**CONSEGNA:** Sostituisci "legend-item" con "legend-entry" in tutte le righe seguenti e riportale senza nessun'altra modifica, omettendo l'immagine.

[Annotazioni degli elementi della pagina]

===============

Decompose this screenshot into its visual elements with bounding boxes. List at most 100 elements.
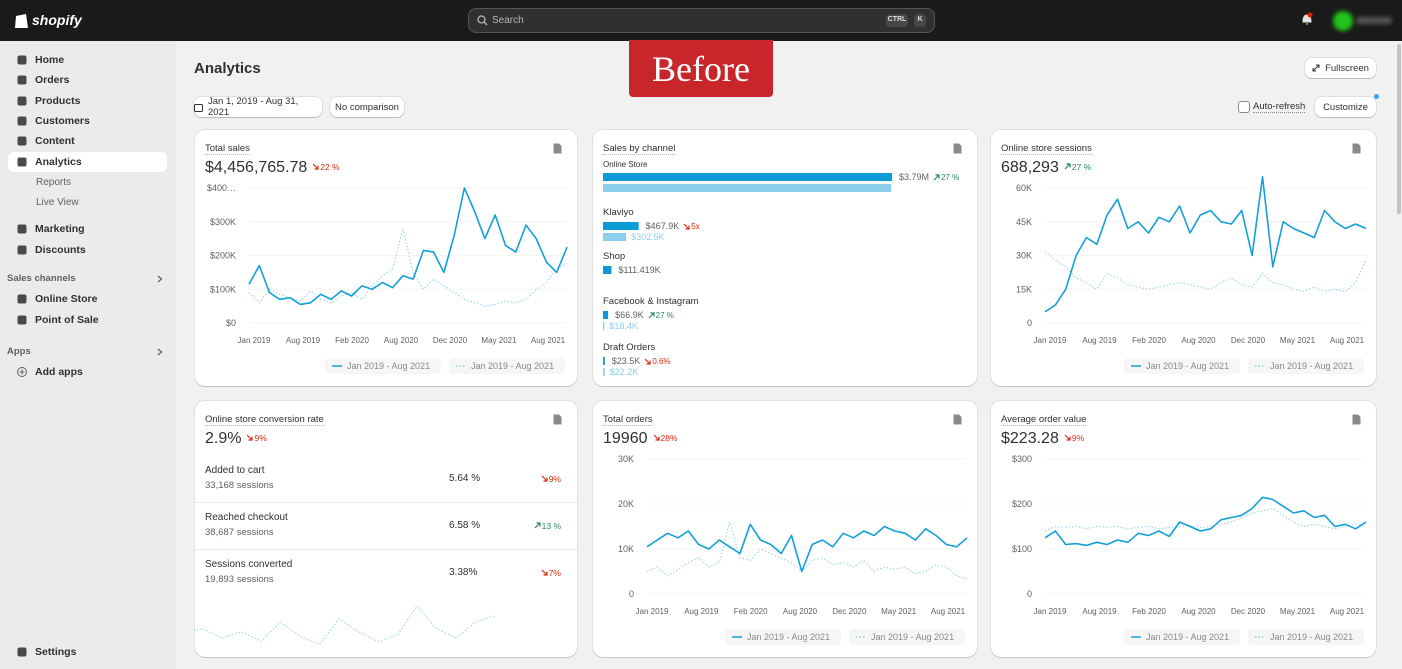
section-chevron xyxy=(157,275,163,283)
y-tick-label: 60K xyxy=(1016,183,1032,193)
bar-previous-label: $22.2K xyxy=(609,367,639,377)
legend-item[interactable]: Jan 2019 - Aug 2021 xyxy=(1124,629,1240,645)
page-title: Analytics xyxy=(194,60,261,77)
legend-item[interactable]: Jan 2019 - Aug 2021 xyxy=(849,629,965,645)
bar-value-label: $23.5K xyxy=(611,356,641,366)
x-tick-label: May 2021 xyxy=(1280,607,1316,616)
card-title[interactable]: Average order value xyxy=(1001,414,1087,427)
funnel-step-sessions: 33,168 sessions xyxy=(205,480,274,491)
channel-name: Shop xyxy=(603,251,626,262)
legend-item[interactable]: Jan 2019 - Aug 2021 xyxy=(1248,358,1364,374)
y-tick-label: $200 xyxy=(1012,499,1032,509)
calendar-icon xyxy=(194,103,203,112)
bar xyxy=(603,173,892,181)
arrow-shape xyxy=(683,223,690,230)
section-title[interactable]: Sales channels xyxy=(7,273,76,284)
x-tick-label: Jan 2019 xyxy=(636,607,669,616)
nav-item[interactable]: Products xyxy=(35,95,81,107)
funnel-step-rate: 6.58 % xyxy=(449,520,481,531)
fullscreen-button[interactable]: Fullscreen xyxy=(1305,58,1376,78)
bar-change: 0.6% xyxy=(652,357,671,366)
card-title[interactable]: Online store sessions xyxy=(1001,143,1092,156)
export-icon xyxy=(1352,143,1361,154)
legend-item[interactable]: Jan 2019 - Aug 2021 xyxy=(1248,629,1364,645)
auto-refresh-label[interactable]: Auto-refresh xyxy=(1253,101,1306,114)
nav-icon-shape xyxy=(17,245,27,255)
nav-item[interactable]: Online Store xyxy=(35,293,98,305)
nav-item[interactable]: Point of Sale xyxy=(35,314,99,326)
nav-item[interactable]: Home xyxy=(35,54,65,66)
customize-button[interactable]: Customize xyxy=(1315,97,1376,117)
notification-bell xyxy=(1302,12,1313,25)
x-tick-label: May 2021 xyxy=(481,336,517,345)
x-tick-label: Feb 2020 xyxy=(1132,607,1166,616)
user-avatar[interactable] xyxy=(1333,11,1353,31)
bar xyxy=(603,357,605,365)
channel-name: Facebook & Instagram xyxy=(603,296,699,307)
y-tick-label: 30K xyxy=(618,454,634,464)
date-range-button-text[interactable]: Jan 1, 2019 - Aug 31, 2021 xyxy=(208,96,299,118)
funnel-step-label: Reached checkout xyxy=(205,512,288,523)
nav-icon xyxy=(17,294,27,304)
card-title[interactable]: Total orders xyxy=(603,414,653,427)
legend-item[interactable]: Jan 2019 - Aug 2021 xyxy=(449,358,565,374)
export-icon xyxy=(553,143,562,154)
legend-item[interactable]: Jan 2019 - Aug 2021 xyxy=(325,358,441,374)
auto-refresh-checkbox[interactable] xyxy=(1238,101,1250,113)
x-tick-label: Jan 2019 xyxy=(1034,607,1067,616)
funnel-step-change: 9% xyxy=(548,474,561,484)
bar-previous xyxy=(603,233,627,241)
section-title[interactable]: Apps xyxy=(7,346,31,357)
row-divider xyxy=(195,549,577,550)
nav-item[interactable]: Orders xyxy=(35,74,70,86)
legend-item[interactable]: Jan 2019 - Aug 2021 xyxy=(1124,358,1240,374)
bar xyxy=(603,266,612,274)
legend-swatch xyxy=(456,365,466,367)
nav-item[interactable]: Add apps xyxy=(35,366,83,378)
nav-item[interactable]: Customers xyxy=(35,115,90,127)
search-icon-handle xyxy=(483,21,488,26)
series-line xyxy=(1044,496,1367,547)
nav-icon-shape xyxy=(17,294,27,304)
comparison-button-text[interactable]: No comparison xyxy=(335,101,399,113)
date-range-button[interactable]: Jan 1, 2019 - Aug 31, 2021 xyxy=(194,96,322,118)
series-line xyxy=(248,228,568,307)
nav-item[interactable]: Settings xyxy=(35,646,77,658)
nav-subitem[interactable]: Reports xyxy=(36,177,72,188)
customize-button-text[interactable]: Customize xyxy=(1323,101,1368,113)
card-title[interactable]: Sales by channel xyxy=(603,143,676,156)
bell-dot xyxy=(1307,12,1313,18)
bar-change: 5x xyxy=(691,222,700,231)
nav-icon xyxy=(17,116,27,126)
bar-value-label: $111.419K xyxy=(618,265,661,275)
y-tick-label: $300 xyxy=(1012,454,1032,464)
search-box[interactable]: Search CTRL K xyxy=(468,8,935,33)
nav-item[interactable]: Discounts xyxy=(35,244,86,256)
nav-icon-shape xyxy=(17,116,27,126)
nav-subitem[interactable]: Live View xyxy=(36,197,79,208)
nav-item[interactable]: Analytics xyxy=(35,156,82,168)
comparison-button[interactable]: No comparison xyxy=(330,97,404,117)
arrow-shape xyxy=(648,312,655,319)
legend-item[interactable]: Jan 2019 - Aug 2021 xyxy=(725,629,841,645)
trend-arrow xyxy=(644,358,651,365)
funnel-step-change: 13 % xyxy=(541,521,561,531)
nav-item[interactable]: Content xyxy=(35,135,75,147)
x-tick-label: Aug 2021 xyxy=(531,336,566,345)
card-change: 9% xyxy=(1071,433,1085,443)
card-title[interactable]: Total sales xyxy=(205,143,250,156)
bar-value-label: $3.79M xyxy=(899,172,930,182)
bar-previous-label: $18.4K xyxy=(609,321,638,331)
card-title[interactable]: Online store conversion rate xyxy=(205,414,324,427)
nav-item[interactable]: Marketing xyxy=(35,223,85,235)
shortcut-key: K xyxy=(914,14,926,27)
x-tick-label: Dec 2020 xyxy=(832,607,867,616)
legend-swatch xyxy=(1131,365,1141,367)
nav-icon-shape xyxy=(17,157,27,167)
trend-arrow xyxy=(541,569,548,576)
bar-value-label: $66.9K xyxy=(615,310,644,320)
sparkline xyxy=(195,605,496,646)
legend-swatch xyxy=(1131,636,1141,638)
fullscreen-button-text[interactable]: Fullscreen xyxy=(1325,62,1369,74)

===============

**SOLUZIONE:**
Decompose this screenshot into its visual elements with bounding boxes. List at most 100 elements.
section-chevron xyxy=(157,275,163,283)
y-tick-label: 60K xyxy=(1016,183,1032,193)
bar-previous-label: $22.2K xyxy=(609,367,639,377)
legend-entry[interactable]: Jan 2019 - Aug 2021 xyxy=(1124,629,1240,645)
page-title: Analytics xyxy=(194,60,261,77)
legend-entry[interactable]: Jan 2019 - Aug 2021 xyxy=(849,629,965,645)
bar-value-label: $23.5K xyxy=(611,356,641,366)
x-tick-label: May 2021 xyxy=(1280,607,1316,616)
card-title[interactable]: Average order value xyxy=(1001,414,1087,427)
funnel-step-sessions: 33,168 sessions xyxy=(205,480,274,491)
channel-name: Shop xyxy=(603,251,626,262)
legend-entry[interactable]: Jan 2019 - Aug 2021 xyxy=(1248,358,1364,374)
y-tick-label: $200 xyxy=(1012,499,1032,509)
calendar-icon xyxy=(194,103,203,112)
bar xyxy=(603,173,892,181)
arrow-shape xyxy=(683,223,690,230)
section-title[interactable]: Sales channels xyxy=(7,273,76,284)
x-tick-label: Jan 2019 xyxy=(636,607,669,616)
nav-item[interactable]: Products xyxy=(35,95,81,107)
funnel-step-rate: 6.58 % xyxy=(449,520,481,531)
fullscreen-button[interactable]: Fullscreen xyxy=(1305,58,1376,78)
bar-change: 0.6% xyxy=(652,357,671,366)
card-title[interactable]: Online store sessions xyxy=(1001,143,1092,156)
export-icon xyxy=(1352,143,1361,154)
legend-entry[interactable]: Jan 2019 - Aug 2021 xyxy=(1248,629,1364,645)
auto-refresh-label[interactable]: Auto-refresh xyxy=(1253,101,1306,114)
nav-icon-shape xyxy=(17,245,27,255)
nav-item[interactable]: Online Store xyxy=(35,293,98,305)
nav-item[interactable]: Point of Sale xyxy=(35,314,99,326)
nav-item[interactable]: Home xyxy=(35,54,65,66)
customize-button[interactable]: Customize xyxy=(1315,97,1376,117)
notification-bell xyxy=(1302,12,1313,25)
x-tick-label: May 2021 xyxy=(481,336,517,345)
x-tick-label: Feb 2020 xyxy=(1132,607,1166,616)
user-avatar[interactable] xyxy=(1333,11,1353,31)
bar xyxy=(603,357,605,365)
channel-name: Facebook & Instagram xyxy=(603,296,699,307)
y-tick-label: 30K xyxy=(618,454,634,464)
date-range-button-text[interactable]: Jan 1, 2019 - Aug 31, 2021 xyxy=(208,96,299,118)
funnel-step-label: Reached checkout xyxy=(205,512,288,523)
nav-icon xyxy=(17,294,27,304)
card-title[interactable]: Total orders xyxy=(603,414,653,427)
legend-entry[interactable]: Jan 2019 - Aug 2021 xyxy=(449,358,565,374)
export-icon xyxy=(553,143,562,154)
legend-entry[interactable]: Jan 2019 - Aug 2021 xyxy=(325,358,441,374)
auto-refresh-checkbox[interactable] xyxy=(1238,101,1250,113)
x-tick-label: Jan 2019 xyxy=(1034,607,1067,616)
funnel-step-change: 9% xyxy=(548,474,561,484)
bar-previous xyxy=(603,233,627,241)
section-title[interactable]: Apps xyxy=(7,346,31,357)
row-divider xyxy=(195,549,577,550)
nav-item[interactable]: Orders xyxy=(35,74,70,86)
legend-entry[interactable]: Jan 2019 - Aug 2021 xyxy=(1124,358,1240,374)
bar xyxy=(603,266,612,274)
legend-swatch xyxy=(456,365,466,367)
nav-item[interactable]: Add apps xyxy=(35,366,83,378)
nav-item[interactable]: Customers xyxy=(35,115,90,127)
search-icon-handle xyxy=(483,21,488,26)
series-line xyxy=(1044,496,1367,547)
nav-icon-shape xyxy=(17,294,27,304)
comparison-button-text[interactable]: No comparison xyxy=(335,101,399,113)
date-range-button[interactable]: Jan 1, 2019 - Aug 31, 2021 xyxy=(194,96,322,118)
series-line xyxy=(248,228,568,307)
nav-item[interactable]: Settings xyxy=(35,646,77,658)
nav-subitem[interactable]: Reports xyxy=(36,177,72,188)
customize-button-text[interactable]: Customize xyxy=(1323,101,1368,113)
card-title[interactable]: Sales by channel xyxy=(603,143,676,156)
bell-dot xyxy=(1307,12,1313,18)
bar-change: 5x xyxy=(691,222,700,231)
nav-icon xyxy=(17,116,27,126)
bar-value-label: $111.419K xyxy=(618,265,661,275)
y-tick-label: $300 xyxy=(1012,454,1032,464)
search-box[interactable]: Search CTRL K xyxy=(468,8,935,33)
nav-item[interactable]: Discounts xyxy=(35,244,86,256)
nav-icon-shape xyxy=(17,116,27,126)
nav-subitem[interactable]: Live View xyxy=(36,197,79,208)
nav-item[interactable]: Analytics xyxy=(35,156,82,168)
comparison-button[interactable]: No comparison xyxy=(330,97,404,117)
arrow-shape xyxy=(648,312,655,319)
legend-entry[interactable]: Jan 2019 - Aug 2021 xyxy=(725,629,841,645)
trend-arrow xyxy=(644,358,651,365)
funnel-step-change: 13 % xyxy=(541,521,561,531)
nav-item[interactable]: Content xyxy=(35,135,75,147)
x-tick-label: Aug 2021 xyxy=(531,336,566,345)
card-change: 9% xyxy=(1071,433,1085,443)
card-title[interactable]: Total sales xyxy=(205,143,250,156)
bar-value-label: $3.79M xyxy=(899,172,930,182)
bar-previous-label: $18.4K xyxy=(609,321,638,331)
card-title[interactable]: Online store conversion rate xyxy=(205,414,324,427)
nav-item[interactable]: Marketing xyxy=(35,223,85,235)
shortcut-key: K xyxy=(914,14,926,27)
x-tick-label: Dec 2020 xyxy=(832,607,867,616)
legend-swatch xyxy=(1131,365,1141,367)
nav-icon-shape xyxy=(17,157,27,167)
trend-arrow xyxy=(541,569,548,576)
bar-value-label: $66.9K xyxy=(615,310,644,320)
sparkline xyxy=(195,605,496,646)
legend-swatch xyxy=(1131,636,1141,638)
fullscreen-button-text[interactable]: Fullscreen xyxy=(1325,62,1369,74)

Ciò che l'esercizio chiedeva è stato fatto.